EXERCISE OBJECTIVE >> Reproduce the listing below in full and without alteration, apart from its pictures.

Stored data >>

--------------------------------------------------

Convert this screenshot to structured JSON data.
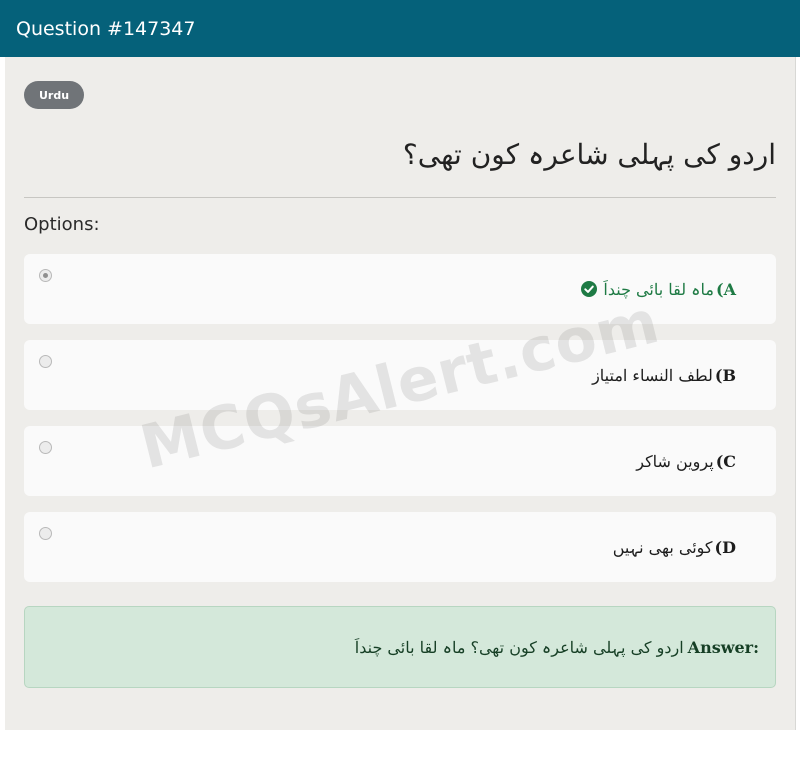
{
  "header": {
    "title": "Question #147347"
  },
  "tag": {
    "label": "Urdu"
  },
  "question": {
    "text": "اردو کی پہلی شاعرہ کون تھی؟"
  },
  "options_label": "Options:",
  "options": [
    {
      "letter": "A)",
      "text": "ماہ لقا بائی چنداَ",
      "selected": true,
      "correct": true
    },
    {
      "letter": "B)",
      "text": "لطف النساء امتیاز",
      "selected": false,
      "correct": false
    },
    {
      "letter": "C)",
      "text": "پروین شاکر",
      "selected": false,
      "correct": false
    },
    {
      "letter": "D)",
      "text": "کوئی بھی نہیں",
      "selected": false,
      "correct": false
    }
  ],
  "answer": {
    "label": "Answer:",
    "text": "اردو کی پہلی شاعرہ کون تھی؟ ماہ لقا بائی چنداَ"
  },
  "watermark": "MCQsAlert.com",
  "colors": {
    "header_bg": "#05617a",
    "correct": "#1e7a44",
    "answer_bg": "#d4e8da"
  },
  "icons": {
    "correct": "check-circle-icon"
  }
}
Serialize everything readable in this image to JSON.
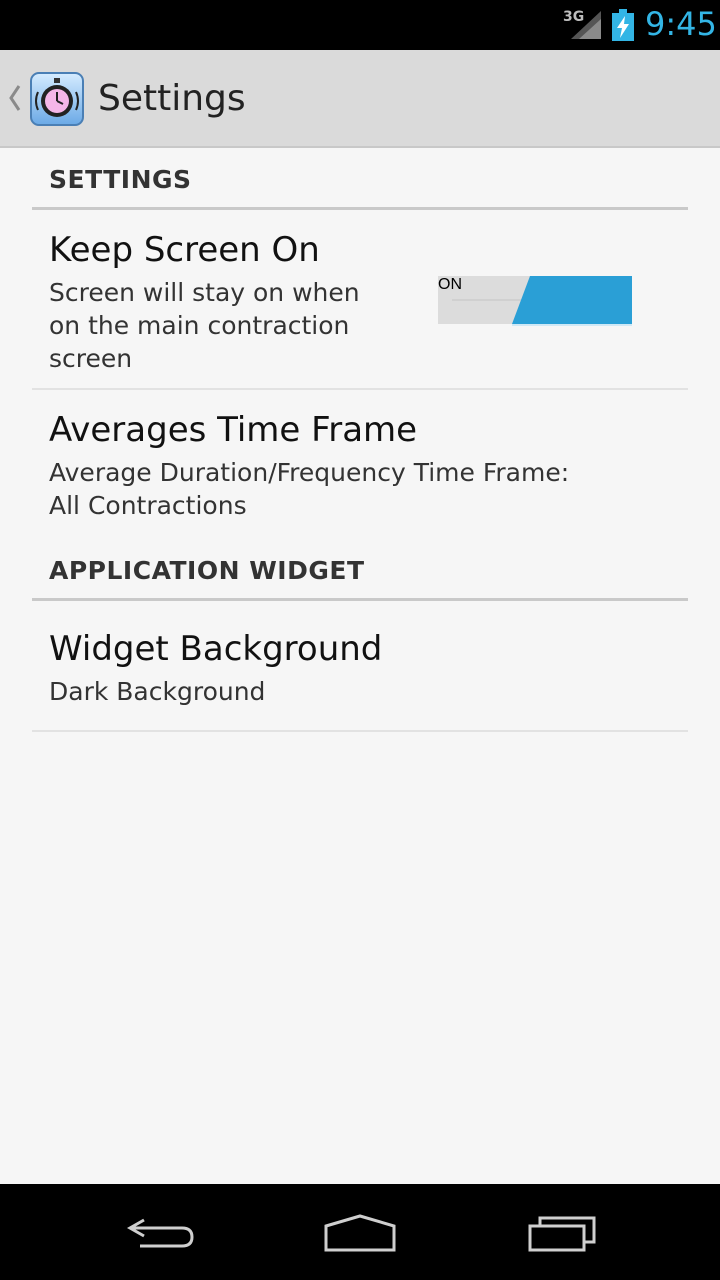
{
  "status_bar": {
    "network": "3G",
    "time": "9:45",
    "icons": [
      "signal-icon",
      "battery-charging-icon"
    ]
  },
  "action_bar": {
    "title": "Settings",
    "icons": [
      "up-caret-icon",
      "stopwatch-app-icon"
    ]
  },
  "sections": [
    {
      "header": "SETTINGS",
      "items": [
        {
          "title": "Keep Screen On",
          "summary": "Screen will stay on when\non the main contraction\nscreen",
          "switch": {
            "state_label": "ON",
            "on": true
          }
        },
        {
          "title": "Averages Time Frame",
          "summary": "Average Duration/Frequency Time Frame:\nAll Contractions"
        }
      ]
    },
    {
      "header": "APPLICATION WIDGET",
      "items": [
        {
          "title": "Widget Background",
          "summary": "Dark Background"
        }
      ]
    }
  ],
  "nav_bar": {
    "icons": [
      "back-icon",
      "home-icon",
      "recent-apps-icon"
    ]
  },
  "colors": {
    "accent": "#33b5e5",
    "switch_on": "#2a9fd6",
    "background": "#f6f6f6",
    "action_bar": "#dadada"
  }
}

--------------------------------------------------

EXERCISE SOLUTION >>
Convert this screenshot to structured JSON data.
{
  "header": {
    "title": "Question #147347"
  },
  "tag": {
    "label": "Urdu"
  },
  "question": {
    "text": "اردو کی پہلی شاعرہ کون تھی؟"
  },
  "options_label": "Options:",
  "options": [
    {
      "letter": "A)",
      "text": "ماہ لقا بائی چنداَ",
      "selected": true,
      "correct": true
    },
    {
      "letter": "B)",
      "text": "لطف النساء امتیاز",
      "selected": false,
      "correct": false
    },
    {
      "letter": "C)",
      "text": "پروین شاکر",
      "selected": false,
      "correct": false
    },
    {
      "letter": "D)",
      "text": "کوئی بھی نہیں",
      "selected": false,
      "correct": false
    }
  ],
  "answer": {
    "label": "Answer:",
    "text": "اردو کی پہلی شاعرہ کون تھی؟ ماہ لقا بائی چنداَ"
  },
  "watermark": "MCQsAlert.com",
  "colors": {
    "header_bg": "#05617a",
    "correct": "#1e7a44",
    "answer_bg": "#d4e8da"
  },
  "icons": {
    "correct": "check-circle-icon"
  }
}
Serialize everything readable in this image to JSON.
{
  "status_bar": {
    "network": "3G",
    "time": "9:45",
    "icons": [
      "signal-icon",
      "battery-charging-icon"
    ]
  },
  "action_bar": {
    "title": "Settings",
    "icons": [
      "up-caret-icon",
      "stopwatch-app-icon"
    ]
  },
  "sections": [
    {
      "header": "SETTINGS",
      "items": [
        {
          "title": "Keep Screen On",
          "summary": "Screen will stay on when\non the main contraction\nscreen",
          "switch": {
            "state_label": "ON",
            "on": true
          }
        },
        {
          "title": "Averages Time Frame",
          "summary": "Average Duration/Frequency Time Frame:\nAll Contractions"
        }
      ]
    },
    {
      "header": "APPLICATION WIDGET",
      "items": [
        {
          "title": "Widget Background",
          "summary": "Dark Background"
        }
      ]
    }
  ],
  "nav_bar": {
    "icons": [
      "back-icon",
      "home-icon",
      "recent-apps-icon"
    ]
  },
  "colors": {
    "accent": "#33b5e5",
    "switch_on": "#2a9fd6",
    "background": "#f6f6f6",
    "action_bar": "#dadada"
  }
}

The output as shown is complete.